## Extract to read
###
Utilizing Technology for Learning STEM Subjects: Perceptions of Urban African-American Middle School Students

By Xue Wen and Eugene Kennedy
2016, Vol. 8 No. 02 | pg. 1/3 |


This study was designed to explore current issues of access, interests and attitudes towards use in STEM related courses for a population of middle school students enrolled at a Title I urban school in the South. The participants in the study were largely African-American students enrolled in grades 6, 7 and 8. Data were collected from 124 usable anonymous surveys. The study focused on respondents’ perceptions of and experiences with computers and mobile devices, especially with respect to learning in math, science, technology and other so-called STEM courses. Potential differences among grade levels and genders were also examined by a series of non-parametric tests. The results of this study indicated African-American students at this school held positive views of technology and its potential in their . They showed great interests regarding how to use technology for learning and they preferred using mobile devices in mathematics. Few differences were noted by gender and grade levels. Implications for integrating technology into STEM education at the middle level are offered.
###
## Data
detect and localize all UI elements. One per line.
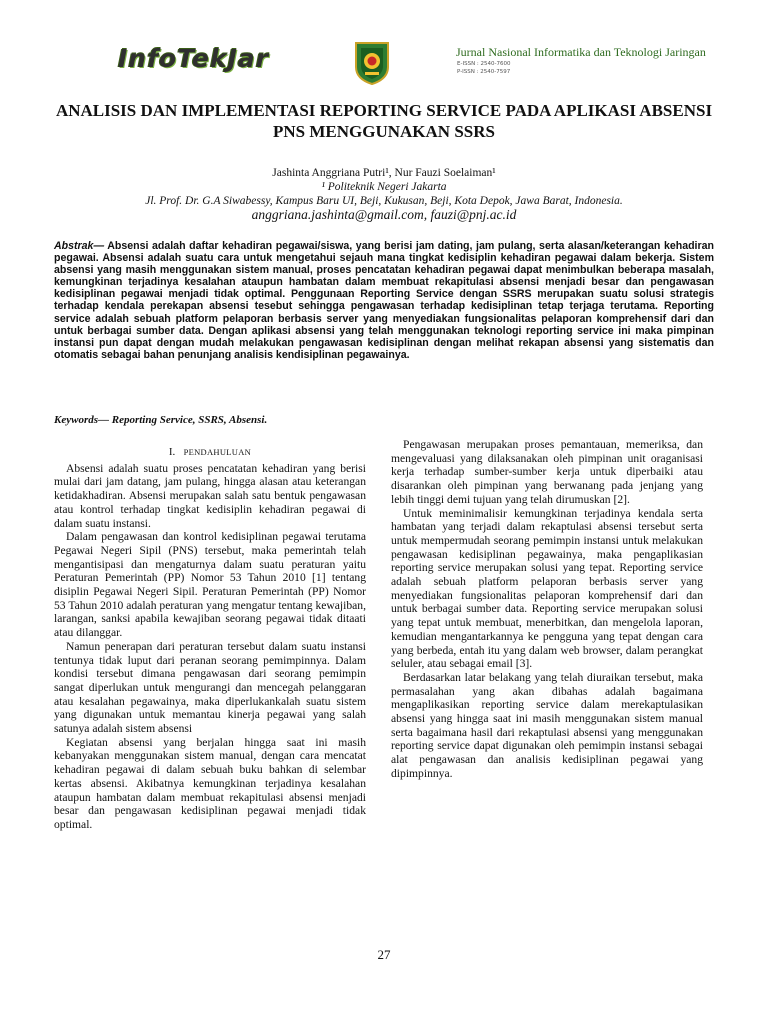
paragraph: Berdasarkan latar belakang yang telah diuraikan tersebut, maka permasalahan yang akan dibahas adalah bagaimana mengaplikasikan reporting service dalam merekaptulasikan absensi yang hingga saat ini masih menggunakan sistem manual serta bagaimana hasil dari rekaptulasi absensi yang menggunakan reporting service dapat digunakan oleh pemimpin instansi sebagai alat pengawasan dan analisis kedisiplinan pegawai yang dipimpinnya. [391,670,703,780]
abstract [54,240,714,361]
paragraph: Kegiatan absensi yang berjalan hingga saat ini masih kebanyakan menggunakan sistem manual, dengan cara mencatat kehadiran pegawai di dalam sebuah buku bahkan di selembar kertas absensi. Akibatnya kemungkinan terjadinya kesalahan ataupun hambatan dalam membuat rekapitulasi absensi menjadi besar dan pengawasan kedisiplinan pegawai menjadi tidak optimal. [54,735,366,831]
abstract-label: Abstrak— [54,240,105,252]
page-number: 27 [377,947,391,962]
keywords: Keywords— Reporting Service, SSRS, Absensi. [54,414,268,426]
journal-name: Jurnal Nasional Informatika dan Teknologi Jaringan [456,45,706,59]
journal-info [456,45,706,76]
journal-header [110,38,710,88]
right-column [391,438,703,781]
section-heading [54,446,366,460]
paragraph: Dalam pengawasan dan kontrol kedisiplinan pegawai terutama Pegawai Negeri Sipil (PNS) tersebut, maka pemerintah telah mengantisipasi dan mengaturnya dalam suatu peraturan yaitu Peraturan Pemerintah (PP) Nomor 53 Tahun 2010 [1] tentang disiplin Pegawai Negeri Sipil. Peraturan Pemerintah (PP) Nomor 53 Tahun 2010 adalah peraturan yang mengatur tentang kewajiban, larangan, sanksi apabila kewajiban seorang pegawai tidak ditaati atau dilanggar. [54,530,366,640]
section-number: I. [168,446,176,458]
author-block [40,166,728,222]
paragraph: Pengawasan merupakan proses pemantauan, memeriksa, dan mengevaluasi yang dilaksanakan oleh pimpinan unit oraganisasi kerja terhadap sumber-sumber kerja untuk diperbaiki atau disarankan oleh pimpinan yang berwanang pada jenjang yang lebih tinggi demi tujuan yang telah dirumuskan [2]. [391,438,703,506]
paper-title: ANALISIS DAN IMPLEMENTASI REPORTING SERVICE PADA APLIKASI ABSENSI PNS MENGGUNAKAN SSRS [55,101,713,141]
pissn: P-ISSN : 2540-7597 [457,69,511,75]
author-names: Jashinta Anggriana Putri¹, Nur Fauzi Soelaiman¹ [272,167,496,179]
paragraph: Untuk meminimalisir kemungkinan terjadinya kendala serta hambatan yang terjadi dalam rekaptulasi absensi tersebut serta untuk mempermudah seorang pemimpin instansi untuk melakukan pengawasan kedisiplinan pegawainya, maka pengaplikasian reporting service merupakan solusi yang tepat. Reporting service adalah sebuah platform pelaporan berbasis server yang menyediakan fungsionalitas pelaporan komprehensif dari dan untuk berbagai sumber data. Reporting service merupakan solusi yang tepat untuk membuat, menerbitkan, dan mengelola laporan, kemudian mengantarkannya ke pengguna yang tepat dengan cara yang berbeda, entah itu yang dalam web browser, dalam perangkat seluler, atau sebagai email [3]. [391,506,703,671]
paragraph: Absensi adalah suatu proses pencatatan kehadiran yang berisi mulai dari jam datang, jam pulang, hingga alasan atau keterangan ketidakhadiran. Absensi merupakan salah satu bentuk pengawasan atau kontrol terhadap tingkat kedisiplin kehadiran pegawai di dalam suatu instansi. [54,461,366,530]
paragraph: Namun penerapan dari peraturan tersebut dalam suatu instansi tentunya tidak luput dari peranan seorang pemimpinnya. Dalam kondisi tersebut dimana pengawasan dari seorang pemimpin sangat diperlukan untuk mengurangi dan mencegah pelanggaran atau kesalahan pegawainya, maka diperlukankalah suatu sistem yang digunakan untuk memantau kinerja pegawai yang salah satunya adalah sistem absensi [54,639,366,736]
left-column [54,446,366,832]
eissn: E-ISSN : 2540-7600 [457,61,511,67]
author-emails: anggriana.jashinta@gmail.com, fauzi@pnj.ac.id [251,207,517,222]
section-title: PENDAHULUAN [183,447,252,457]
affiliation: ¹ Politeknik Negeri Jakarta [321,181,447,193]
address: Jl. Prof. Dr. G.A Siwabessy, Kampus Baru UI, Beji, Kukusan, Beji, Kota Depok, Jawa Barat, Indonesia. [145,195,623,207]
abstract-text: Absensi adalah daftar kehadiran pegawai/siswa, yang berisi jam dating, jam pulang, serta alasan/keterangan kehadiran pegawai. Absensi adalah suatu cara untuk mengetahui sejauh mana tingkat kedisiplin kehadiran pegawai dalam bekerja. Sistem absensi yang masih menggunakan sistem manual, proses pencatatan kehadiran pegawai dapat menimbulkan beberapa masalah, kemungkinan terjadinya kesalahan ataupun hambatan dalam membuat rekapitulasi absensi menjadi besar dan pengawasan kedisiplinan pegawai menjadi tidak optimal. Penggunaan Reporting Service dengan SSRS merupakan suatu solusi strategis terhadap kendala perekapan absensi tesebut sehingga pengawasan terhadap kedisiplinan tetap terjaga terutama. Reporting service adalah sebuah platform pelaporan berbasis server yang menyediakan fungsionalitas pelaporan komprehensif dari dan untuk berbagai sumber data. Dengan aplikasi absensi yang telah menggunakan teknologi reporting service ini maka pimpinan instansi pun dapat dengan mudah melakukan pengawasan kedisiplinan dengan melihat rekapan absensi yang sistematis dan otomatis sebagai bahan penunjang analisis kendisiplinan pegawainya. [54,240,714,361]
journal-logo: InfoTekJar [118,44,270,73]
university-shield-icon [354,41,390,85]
###
## Given problem
Do these statements agree with the abstract on technology for learning STEM subjects? Answer yes or no for each, quoting the deciding words from it.
1. The study drew on 124 usable anonymous surveys.
2. The results showed many differences between genders.
3. The students preferred using mobile devices in science.

## Response to this exercise
1. Yes: "Data were collected from 124 usable anonymous surveys."
2. No: "Few differences were noted by gender and grade levels."
3. No: "they preferred using mobile devices in mathematics."